> WORK TO COMPLETE: Each line that includes "values" counts once; give the total and nothing besides.

-- Start EXERCISE INPUT --

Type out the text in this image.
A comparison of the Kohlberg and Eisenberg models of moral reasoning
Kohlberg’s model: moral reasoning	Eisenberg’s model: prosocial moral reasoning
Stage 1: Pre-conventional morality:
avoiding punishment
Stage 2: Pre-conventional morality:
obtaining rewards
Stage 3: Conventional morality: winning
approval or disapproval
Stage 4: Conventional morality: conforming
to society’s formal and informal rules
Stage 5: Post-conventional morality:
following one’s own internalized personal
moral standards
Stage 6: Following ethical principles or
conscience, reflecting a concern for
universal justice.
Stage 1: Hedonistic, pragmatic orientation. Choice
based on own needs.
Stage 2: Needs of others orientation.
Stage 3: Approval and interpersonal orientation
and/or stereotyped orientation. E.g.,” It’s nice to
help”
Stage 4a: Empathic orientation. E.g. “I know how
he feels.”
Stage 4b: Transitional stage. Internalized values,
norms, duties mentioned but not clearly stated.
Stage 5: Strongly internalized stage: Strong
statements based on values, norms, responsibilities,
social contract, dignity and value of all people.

-- End EXERCISE INPUT --
-- Start EXERCISE INPUT --

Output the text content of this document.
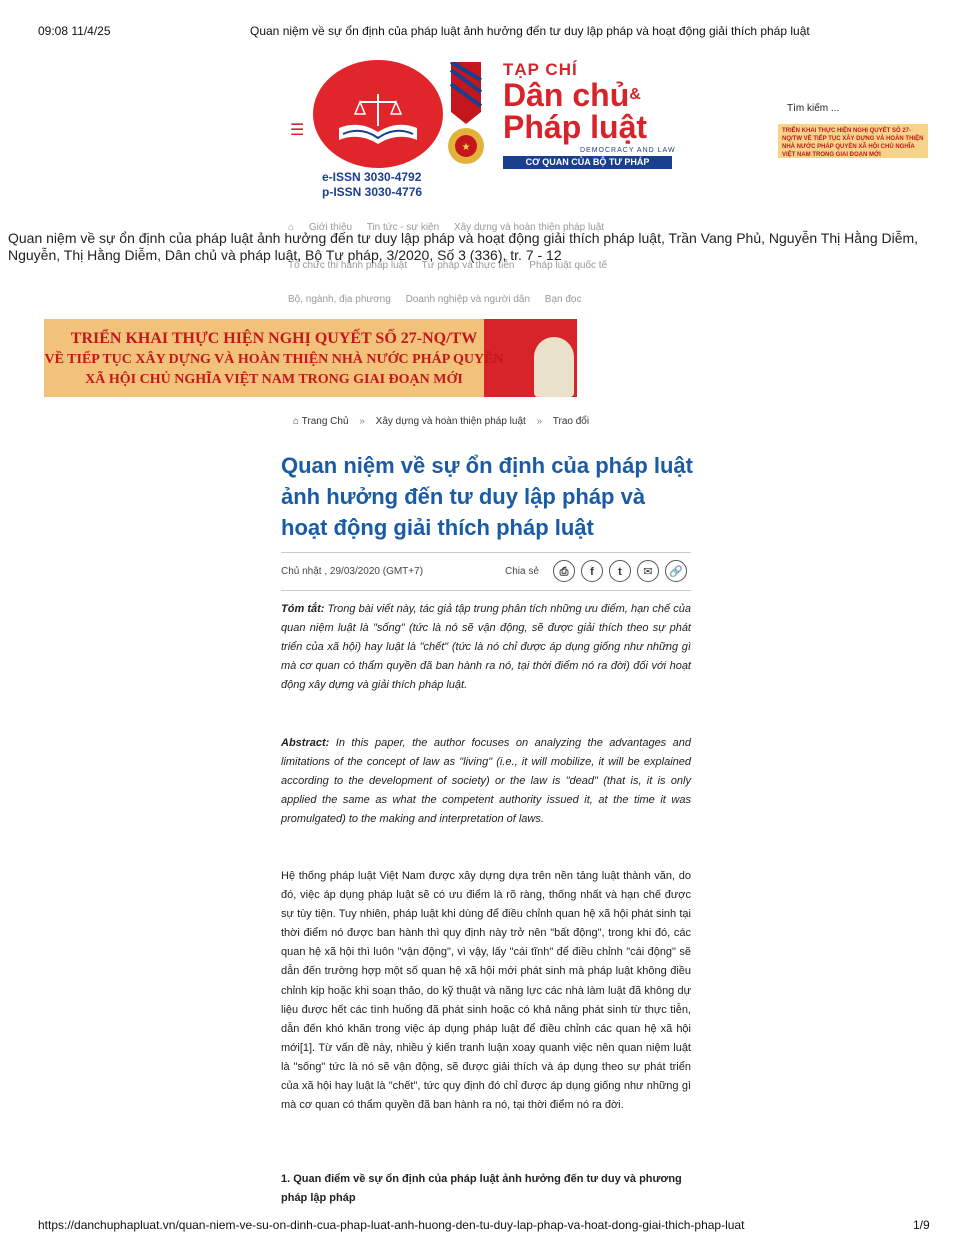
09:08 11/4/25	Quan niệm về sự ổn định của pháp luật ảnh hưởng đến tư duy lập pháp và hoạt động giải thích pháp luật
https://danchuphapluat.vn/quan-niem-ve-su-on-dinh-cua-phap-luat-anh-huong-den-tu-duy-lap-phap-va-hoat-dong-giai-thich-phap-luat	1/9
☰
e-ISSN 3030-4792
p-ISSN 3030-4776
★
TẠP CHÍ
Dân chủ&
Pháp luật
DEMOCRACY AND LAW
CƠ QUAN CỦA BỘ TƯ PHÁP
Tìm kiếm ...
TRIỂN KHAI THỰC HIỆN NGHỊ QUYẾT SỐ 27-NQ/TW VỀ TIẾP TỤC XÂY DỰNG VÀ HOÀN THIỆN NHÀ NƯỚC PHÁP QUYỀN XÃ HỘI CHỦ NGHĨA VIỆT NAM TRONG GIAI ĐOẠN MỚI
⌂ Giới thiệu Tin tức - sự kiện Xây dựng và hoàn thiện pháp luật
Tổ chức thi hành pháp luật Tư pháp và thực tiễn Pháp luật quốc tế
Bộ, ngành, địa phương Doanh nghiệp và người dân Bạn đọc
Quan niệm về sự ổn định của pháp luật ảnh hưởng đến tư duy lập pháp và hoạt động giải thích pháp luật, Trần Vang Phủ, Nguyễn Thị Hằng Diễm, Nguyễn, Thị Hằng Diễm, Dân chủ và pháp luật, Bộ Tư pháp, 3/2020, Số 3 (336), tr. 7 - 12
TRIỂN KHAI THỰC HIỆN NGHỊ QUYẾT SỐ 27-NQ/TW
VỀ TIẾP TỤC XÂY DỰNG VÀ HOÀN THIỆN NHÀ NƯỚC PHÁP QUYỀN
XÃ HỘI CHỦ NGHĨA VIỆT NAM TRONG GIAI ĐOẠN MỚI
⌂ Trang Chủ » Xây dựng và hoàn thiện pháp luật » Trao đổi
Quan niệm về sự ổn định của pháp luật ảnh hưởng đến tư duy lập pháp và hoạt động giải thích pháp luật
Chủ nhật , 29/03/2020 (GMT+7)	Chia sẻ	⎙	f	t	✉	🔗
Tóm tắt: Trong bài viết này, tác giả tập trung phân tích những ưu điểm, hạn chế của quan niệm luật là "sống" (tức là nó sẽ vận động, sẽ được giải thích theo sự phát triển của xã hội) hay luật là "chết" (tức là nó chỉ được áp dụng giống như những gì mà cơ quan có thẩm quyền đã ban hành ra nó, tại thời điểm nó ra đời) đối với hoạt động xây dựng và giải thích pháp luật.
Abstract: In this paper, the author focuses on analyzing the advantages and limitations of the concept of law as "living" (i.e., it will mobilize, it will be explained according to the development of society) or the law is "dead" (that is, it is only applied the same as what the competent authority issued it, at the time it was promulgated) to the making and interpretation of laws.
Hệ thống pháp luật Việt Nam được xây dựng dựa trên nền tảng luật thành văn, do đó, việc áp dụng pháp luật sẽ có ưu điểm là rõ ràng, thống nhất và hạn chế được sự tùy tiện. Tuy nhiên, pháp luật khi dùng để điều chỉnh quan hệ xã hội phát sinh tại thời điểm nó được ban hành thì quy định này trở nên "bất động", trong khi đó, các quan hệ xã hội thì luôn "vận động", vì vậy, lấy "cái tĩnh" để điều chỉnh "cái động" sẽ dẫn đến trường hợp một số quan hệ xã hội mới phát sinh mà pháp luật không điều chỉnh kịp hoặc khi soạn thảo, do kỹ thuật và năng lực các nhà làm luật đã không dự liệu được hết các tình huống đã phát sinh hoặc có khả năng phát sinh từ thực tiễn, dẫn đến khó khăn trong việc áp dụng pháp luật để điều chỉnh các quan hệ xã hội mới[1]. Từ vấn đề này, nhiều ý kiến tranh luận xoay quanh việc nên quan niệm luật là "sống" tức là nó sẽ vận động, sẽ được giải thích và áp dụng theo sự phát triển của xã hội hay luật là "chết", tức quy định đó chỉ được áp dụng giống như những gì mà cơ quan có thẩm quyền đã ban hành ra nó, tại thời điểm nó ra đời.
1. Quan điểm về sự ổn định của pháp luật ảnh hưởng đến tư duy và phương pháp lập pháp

-- End EXERCISE INPUT --

> RESPONSE TO THIS TASK: 2